Extracted data entries:
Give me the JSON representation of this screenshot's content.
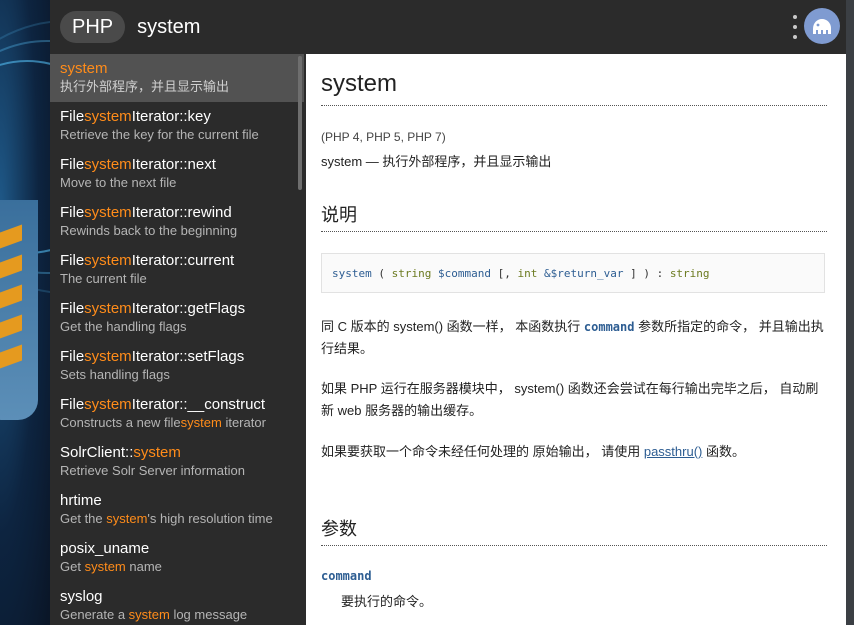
{
  "header": {
    "scope_label": "PHP",
    "query": "system"
  },
  "sidebar": {
    "items": [
      {
        "title_pre": "",
        "title_hl": "system",
        "title_post": "",
        "desc_pre": "执行外部程序，并且显示输出",
        "desc_hl": "",
        "desc_post": "",
        "selected": true
      },
      {
        "title_pre": "File",
        "title_hl": "system",
        "title_post": "Iterator::key",
        "desc_pre": "Retrieve the key for the current file",
        "desc_hl": "",
        "desc_post": ""
      },
      {
        "title_pre": "File",
        "title_hl": "system",
        "title_post": "Iterator::next",
        "desc_pre": "Move to the next file",
        "desc_hl": "",
        "desc_post": ""
      },
      {
        "title_pre": "File",
        "title_hl": "system",
        "title_post": "Iterator::rewind",
        "desc_pre": "Rewinds back to the beginning",
        "desc_hl": "",
        "desc_post": ""
      },
      {
        "title_pre": "File",
        "title_hl": "system",
        "title_post": "Iterator::current",
        "desc_pre": "The current file",
        "desc_hl": "",
        "desc_post": ""
      },
      {
        "title_pre": "File",
        "title_hl": "system",
        "title_post": "Iterator::getFlags",
        "desc_pre": "Get the handling flags",
        "desc_hl": "",
        "desc_post": ""
      },
      {
        "title_pre": "File",
        "title_hl": "system",
        "title_post": "Iterator::setFlags",
        "desc_pre": "Sets handling flags",
        "desc_hl": "",
        "desc_post": ""
      },
      {
        "title_pre": "File",
        "title_hl": "system",
        "title_post": "Iterator::__construct",
        "desc_pre": "Constructs a new file",
        "desc_hl": "system",
        "desc_post": " iterator"
      },
      {
        "title_pre": "SolrClient::",
        "title_hl": "system",
        "title_post": "",
        "desc_pre": "Retrieve Solr Server information",
        "desc_hl": "",
        "desc_post": ""
      },
      {
        "title_pre": "hrtime",
        "title_hl": "",
        "title_post": "",
        "desc_pre": "Get the ",
        "desc_hl": "system",
        "desc_post": "'s high resolution time"
      },
      {
        "title_pre": "posix_uname",
        "title_hl": "",
        "title_post": "",
        "desc_pre": "Get ",
        "desc_hl": "system",
        "desc_post": " name"
      },
      {
        "title_pre": "syslog",
        "title_hl": "",
        "title_post": "",
        "desc_pre": "Generate a ",
        "desc_hl": "system",
        "desc_post": " log message"
      }
    ]
  },
  "doc": {
    "title": "system",
    "versions": "(PHP 4, PHP 5, PHP 7)",
    "summary": "system — 执行外部程序，并且显示输出",
    "section_description": "说明",
    "signature": {
      "fn": "system",
      "open": " ( ",
      "type1": "string",
      "param1": " $command",
      "opt_open": " [, ",
      "type2": "int",
      "param2": " &$return_var",
      "close": " ] ) : ",
      "ret": "string"
    },
    "para1_a": "同 C 版本的 system() 函数一样， 本函数执行 ",
    "para1_kw": "command",
    "para1_b": " 参数所指定的命令， 并且输出执行结果。",
    "para2": "如果 PHP 运行在服务器模块中， system() 函数还会尝试在每行输出完毕之后， 自动刷新 web 服务器的输出缓存。",
    "para3_a": "如果要获取一个命令未经任何处理的 原始输出， 请使用 ",
    "para3_link": "passthru()",
    "para3_b": " 函数。",
    "section_params": "参数",
    "param_name": "command",
    "param_desc": "要执行的命令。"
  },
  "icons": {
    "menu": "kebab-menu-icon",
    "avatar": "elephant-avatar-icon"
  },
  "colors": {
    "highlight": "#ff8c1a",
    "sidebar_bg": "#2b2b2b",
    "selected_bg": "#525252",
    "link": "#2d5d92"
  }
}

### Exercise objective
What is the number of lines that contain "handling"? Reply with that number alone.

### Task result
2